=== Data excerpts ===

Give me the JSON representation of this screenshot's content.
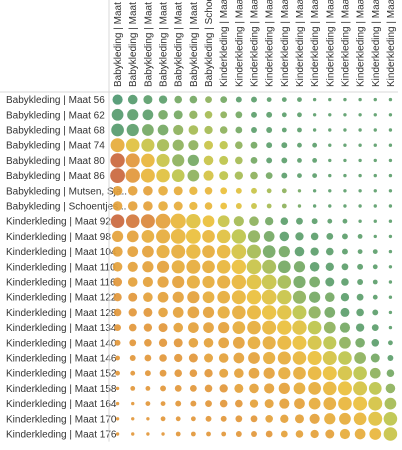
{
  "chart_data": {
    "type": "matrix-bubble",
    "rows": [
      "Babykleding | Maat 56",
      "Babykleding | Maat 62",
      "Babykleding | Maat 68",
      "Babykleding | Maat 74",
      "Babykleding | Maat 80",
      "Babykleding | Maat 86",
      "Babykleding | Mutsen, Sja..",
      "Babykleding | Schoentjes ..",
      "Kinderkleding | Maat 92",
      "Kinderkleding | Maat 98",
      "Kinderkleding | Maat 104",
      "Kinderkleding | Maat 110",
      "Kinderkleding | Maat 116",
      "Kinderkleding | Maat 122",
      "Kinderkleding | Maat 128",
      "Kinderkleding | Maat 134",
      "Kinderkleding | Maat 140",
      "Kinderkleding | Maat 146",
      "Kinderkleding | Maat 152",
      "Kinderkleding | Maat 158",
      "Kinderkleding | Maat 164",
      "Kinderkleding | Maat 170",
      "Kinderkleding | Maat 176"
    ],
    "columns": [
      "Babykleding | Maat 56",
      "Babykleding | Maat 62",
      "Babykleding | Maat 68",
      "Babykleding | Maat 74",
      "Babykleding | Maat 80",
      "Babykleding | Maat 86",
      "Babykleding | Schoentjes ...",
      "Kinderkleding | Maat 92",
      "Kinderkleding | Maat 98",
      "Kinderkleding | Maat 104",
      "Kinderkleding | Maat 110",
      "Kinderkleding | Maat 116",
      "Kinderkleding | Maat 122",
      "Kinderkleding | Maat 128",
      "Kinderkleding | Maat 134",
      "Kinderkleding | Maat 140",
      "Kinderkleding | Maat 146",
      "Kinderkleding | Maat 152",
      "Kinderkleding | Maat 158"
    ],
    "size_values": [
      [
        0.45,
        0.4,
        0.35,
        0.3,
        0.25,
        0.25,
        0.2,
        0.2,
        0.15,
        0.15,
        0.1,
        0.1,
        0.1,
        0.05,
        0.05,
        0.05,
        0.05,
        0.05,
        0.05
      ],
      [
        0.6,
        0.55,
        0.5,
        0.4,
        0.35,
        0.3,
        0.25,
        0.2,
        0.2,
        0.15,
        0.15,
        0.1,
        0.1,
        0.05,
        0.05,
        0.05,
        0.05,
        0.05,
        0.05
      ],
      [
        0.7,
        0.65,
        0.6,
        0.5,
        0.45,
        0.4,
        0.3,
        0.25,
        0.2,
        0.15,
        0.15,
        0.1,
        0.1,
        0.05,
        0.05,
        0.05,
        0.05,
        0.05,
        0.05
      ],
      [
        0.85,
        0.8,
        0.75,
        0.65,
        0.55,
        0.45,
        0.35,
        0.3,
        0.25,
        0.2,
        0.15,
        0.15,
        0.1,
        0.1,
        0.05,
        0.05,
        0.05,
        0.05,
        0.05
      ],
      [
        0.9,
        0.85,
        0.8,
        0.75,
        0.65,
        0.55,
        0.4,
        0.35,
        0.25,
        0.2,
        0.15,
        0.15,
        0.1,
        0.1,
        0.05,
        0.05,
        0.05,
        0.05,
        0.05
      ],
      [
        0.95,
        0.9,
        0.85,
        0.8,
        0.7,
        0.6,
        0.45,
        0.35,
        0.3,
        0.25,
        0.2,
        0.15,
        0.1,
        0.1,
        0.05,
        0.05,
        0.05,
        0.05,
        0.05
      ],
      [
        0.4,
        0.4,
        0.4,
        0.4,
        0.35,
        0.3,
        0.25,
        0.2,
        0.15,
        0.15,
        0.1,
        0.1,
        0.05,
        0.05,
        0.05,
        0.05,
        0.05,
        0.05,
        0.05
      ],
      [
        0.4,
        0.4,
        0.4,
        0.4,
        0.35,
        0.3,
        0.25,
        0.2,
        0.15,
        0.15,
        0.1,
        0.1,
        0.05,
        0.05,
        0.05,
        0.05,
        0.05,
        0.05,
        0.05
      ],
      [
        0.8,
        0.8,
        0.85,
        0.95,
        1.0,
        0.9,
        0.6,
        0.6,
        0.45,
        0.4,
        0.3,
        0.25,
        0.2,
        0.15,
        0.1,
        0.1,
        0.05,
        0.05,
        0.05
      ],
      [
        0.55,
        0.6,
        0.7,
        0.85,
        0.95,
        0.95,
        0.7,
        0.8,
        0.9,
        0.65,
        0.5,
        0.4,
        0.3,
        0.25,
        0.2,
        0.15,
        0.1,
        0.05,
        0.05
      ],
      [
        0.45,
        0.5,
        0.6,
        0.75,
        0.85,
        0.9,
        0.7,
        0.8,
        0.95,
        0.85,
        0.7,
        0.55,
        0.4,
        0.3,
        0.25,
        0.15,
        0.1,
        0.1,
        0.05
      ],
      [
        0.4,
        0.45,
        0.55,
        0.65,
        0.75,
        0.85,
        0.7,
        0.8,
        0.9,
        0.95,
        0.85,
        0.7,
        0.55,
        0.4,
        0.3,
        0.2,
        0.15,
        0.1,
        0.05
      ],
      [
        0.35,
        0.4,
        0.45,
        0.55,
        0.65,
        0.75,
        0.65,
        0.75,
        0.9,
        0.95,
        0.95,
        0.8,
        0.65,
        0.5,
        0.35,
        0.25,
        0.15,
        0.1,
        0.05
      ],
      [
        0.3,
        0.35,
        0.4,
        0.5,
        0.55,
        0.65,
        0.6,
        0.7,
        0.85,
        0.9,
        0.95,
        0.9,
        0.75,
        0.55,
        0.4,
        0.3,
        0.2,
        0.1,
        0.05
      ],
      [
        0.25,
        0.3,
        0.35,
        0.4,
        0.5,
        0.6,
        0.55,
        0.65,
        0.8,
        0.85,
        0.9,
        0.9,
        0.85,
        0.65,
        0.5,
        0.35,
        0.25,
        0.15,
        0.05
      ],
      [
        0.2,
        0.25,
        0.3,
        0.35,
        0.4,
        0.5,
        0.5,
        0.55,
        0.7,
        0.8,
        0.85,
        0.9,
        0.9,
        0.8,
        0.6,
        0.45,
        0.3,
        0.2,
        0.05
      ],
      [
        0.15,
        0.2,
        0.25,
        0.3,
        0.35,
        0.4,
        0.4,
        0.5,
        0.6,
        0.7,
        0.75,
        0.85,
        0.85,
        0.85,
        0.75,
        0.6,
        0.4,
        0.25,
        0.1
      ],
      [
        0.1,
        0.15,
        0.2,
        0.25,
        0.3,
        0.35,
        0.35,
        0.4,
        0.5,
        0.6,
        0.65,
        0.75,
        0.8,
        0.85,
        0.85,
        0.8,
        0.6,
        0.35,
        0.15
      ],
      [
        0.1,
        0.1,
        0.15,
        0.2,
        0.25,
        0.25,
        0.3,
        0.35,
        0.4,
        0.5,
        0.55,
        0.65,
        0.7,
        0.8,
        0.85,
        0.9,
        0.8,
        0.5,
        0.25
      ],
      [
        0.05,
        0.1,
        0.1,
        0.15,
        0.2,
        0.2,
        0.25,
        0.3,
        0.35,
        0.4,
        0.45,
        0.55,
        0.6,
        0.7,
        0.8,
        0.85,
        0.85,
        0.7,
        0.4
      ],
      [
        0.05,
        0.05,
        0.1,
        0.1,
        0.15,
        0.15,
        0.2,
        0.25,
        0.25,
        0.3,
        0.35,
        0.45,
        0.5,
        0.6,
        0.7,
        0.8,
        0.85,
        0.85,
        0.6
      ],
      [
        0.05,
        0.05,
        0.05,
        0.1,
        0.1,
        0.1,
        0.15,
        0.15,
        0.2,
        0.2,
        0.25,
        0.3,
        0.35,
        0.45,
        0.55,
        0.6,
        0.7,
        0.85,
        0.8
      ],
      [
        0.05,
        0.05,
        0.05,
        0.05,
        0.1,
        0.1,
        0.1,
        0.1,
        0.15,
        0.15,
        0.2,
        0.2,
        0.25,
        0.3,
        0.35,
        0.45,
        0.5,
        0.6,
        0.8
      ]
    ],
    "color_values": [
      [
        0.9,
        0.85,
        0.8,
        0.8,
        0.75,
        0.75,
        0.7,
        0.75,
        0.8,
        0.8,
        0.8,
        0.8,
        0.8,
        0.8,
        0.8,
        0.8,
        0.8,
        0.8,
        0.8
      ],
      [
        0.85,
        0.8,
        0.8,
        0.75,
        0.75,
        0.7,
        0.65,
        0.7,
        0.75,
        0.8,
        0.8,
        0.8,
        0.8,
        0.8,
        0.8,
        0.8,
        0.8,
        0.8,
        0.8
      ],
      [
        0.85,
        0.8,
        0.75,
        0.75,
        0.7,
        0.65,
        0.65,
        0.7,
        0.75,
        0.8,
        0.8,
        0.8,
        0.8,
        0.8,
        0.8,
        0.8,
        0.8,
        0.8,
        0.8
      ],
      [
        0.3,
        0.45,
        0.55,
        0.65,
        0.7,
        0.7,
        0.55,
        0.6,
        0.7,
        0.75,
        0.8,
        0.8,
        0.8,
        0.8,
        0.8,
        0.8,
        0.8,
        0.8,
        0.8
      ],
      [
        0.05,
        0.2,
        0.35,
        0.55,
        0.7,
        0.75,
        0.55,
        0.6,
        0.65,
        0.75,
        0.8,
        0.8,
        0.8,
        0.8,
        0.8,
        0.8,
        0.8,
        0.8,
        0.8
      ],
      [
        0.05,
        0.2,
        0.35,
        0.45,
        0.6,
        0.7,
        0.5,
        0.6,
        0.65,
        0.7,
        0.75,
        0.8,
        0.8,
        0.8,
        0.8,
        0.8,
        0.8,
        0.8,
        0.8
      ],
      [
        0.25,
        0.25,
        0.25,
        0.3,
        0.3,
        0.35,
        0.35,
        0.4,
        0.45,
        0.55,
        0.65,
        0.7,
        0.75,
        0.8,
        0.8,
        0.8,
        0.8,
        0.8,
        0.8
      ],
      [
        0.25,
        0.25,
        0.25,
        0.3,
        0.3,
        0.35,
        0.35,
        0.4,
        0.45,
        0.55,
        0.65,
        0.7,
        0.75,
        0.8,
        0.8,
        0.8,
        0.8,
        0.8,
        0.8
      ],
      [
        0.05,
        0.1,
        0.15,
        0.25,
        0.35,
        0.45,
        0.4,
        0.55,
        0.65,
        0.7,
        0.75,
        0.8,
        0.8,
        0.8,
        0.8,
        0.8,
        0.8,
        0.8,
        0.8
      ],
      [
        0.25,
        0.25,
        0.3,
        0.3,
        0.35,
        0.4,
        0.35,
        0.45,
        0.6,
        0.7,
        0.75,
        0.8,
        0.8,
        0.8,
        0.8,
        0.8,
        0.8,
        0.8,
        0.8
      ],
      [
        0.25,
        0.25,
        0.25,
        0.3,
        0.3,
        0.35,
        0.3,
        0.35,
        0.5,
        0.65,
        0.75,
        0.75,
        0.8,
        0.8,
        0.8,
        0.8,
        0.8,
        0.8,
        0.8
      ],
      [
        0.25,
        0.25,
        0.25,
        0.25,
        0.3,
        0.3,
        0.3,
        0.35,
        0.4,
        0.55,
        0.65,
        0.75,
        0.75,
        0.8,
        0.8,
        0.8,
        0.8,
        0.8,
        0.8
      ],
      [
        0.2,
        0.25,
        0.25,
        0.25,
        0.25,
        0.3,
        0.3,
        0.3,
        0.35,
        0.45,
        0.55,
        0.65,
        0.75,
        0.75,
        0.8,
        0.8,
        0.8,
        0.8,
        0.8
      ],
      [
        0.2,
        0.2,
        0.25,
        0.25,
        0.25,
        0.25,
        0.3,
        0.3,
        0.35,
        0.4,
        0.45,
        0.55,
        0.7,
        0.75,
        0.75,
        0.8,
        0.8,
        0.8,
        0.8
      ],
      [
        0.2,
        0.2,
        0.2,
        0.25,
        0.25,
        0.25,
        0.25,
        0.3,
        0.3,
        0.35,
        0.4,
        0.45,
        0.6,
        0.7,
        0.75,
        0.8,
        0.8,
        0.8,
        0.8
      ],
      [
        0.2,
        0.2,
        0.2,
        0.2,
        0.25,
        0.25,
        0.25,
        0.25,
        0.3,
        0.3,
        0.35,
        0.4,
        0.45,
        0.6,
        0.7,
        0.75,
        0.8,
        0.8,
        0.8
      ],
      [
        0.2,
        0.2,
        0.2,
        0.2,
        0.2,
        0.25,
        0.25,
        0.25,
        0.25,
        0.3,
        0.3,
        0.35,
        0.4,
        0.5,
        0.6,
        0.7,
        0.75,
        0.8,
        0.8
      ],
      [
        0.2,
        0.2,
        0.2,
        0.2,
        0.2,
        0.2,
        0.25,
        0.25,
        0.25,
        0.25,
        0.3,
        0.3,
        0.35,
        0.4,
        0.5,
        0.6,
        0.7,
        0.75,
        0.8
      ],
      [
        0.2,
        0.2,
        0.2,
        0.2,
        0.2,
        0.2,
        0.2,
        0.25,
        0.25,
        0.25,
        0.25,
        0.3,
        0.3,
        0.35,
        0.4,
        0.5,
        0.6,
        0.7,
        0.75
      ],
      [
        0.2,
        0.2,
        0.2,
        0.2,
        0.2,
        0.2,
        0.2,
        0.2,
        0.25,
        0.25,
        0.25,
        0.25,
        0.3,
        0.3,
        0.35,
        0.4,
        0.5,
        0.6,
        0.7
      ],
      [
        0.2,
        0.2,
        0.2,
        0.2,
        0.2,
        0.2,
        0.2,
        0.2,
        0.2,
        0.25,
        0.25,
        0.25,
        0.25,
        0.3,
        0.3,
        0.35,
        0.4,
        0.5,
        0.65
      ],
      [
        0.2,
        0.2,
        0.2,
        0.2,
        0.2,
        0.2,
        0.2,
        0.2,
        0.2,
        0.2,
        0.25,
        0.25,
        0.25,
        0.25,
        0.3,
        0.3,
        0.35,
        0.45,
        0.6
      ],
      [
        0.2,
        0.2,
        0.2,
        0.2,
        0.2,
        0.2,
        0.2,
        0.2,
        0.2,
        0.2,
        0.2,
        0.25,
        0.25,
        0.25,
        0.25,
        0.3,
        0.3,
        0.35,
        0.55
      ]
    ],
    "color_scale": [
      "#c2573e",
      "#e2973a",
      "#eabf3a",
      "#bdc44a",
      "#5c9e6b",
      "#3e8f74"
    ],
    "grid": false,
    "legend": "none"
  }
}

===

Exercise directions: Which lines above contain "Schoentjes"? Show each of them.

The completed task:
      "Babykleding | Schoentjes ..",
      "Babykleding | Schoentjes ...",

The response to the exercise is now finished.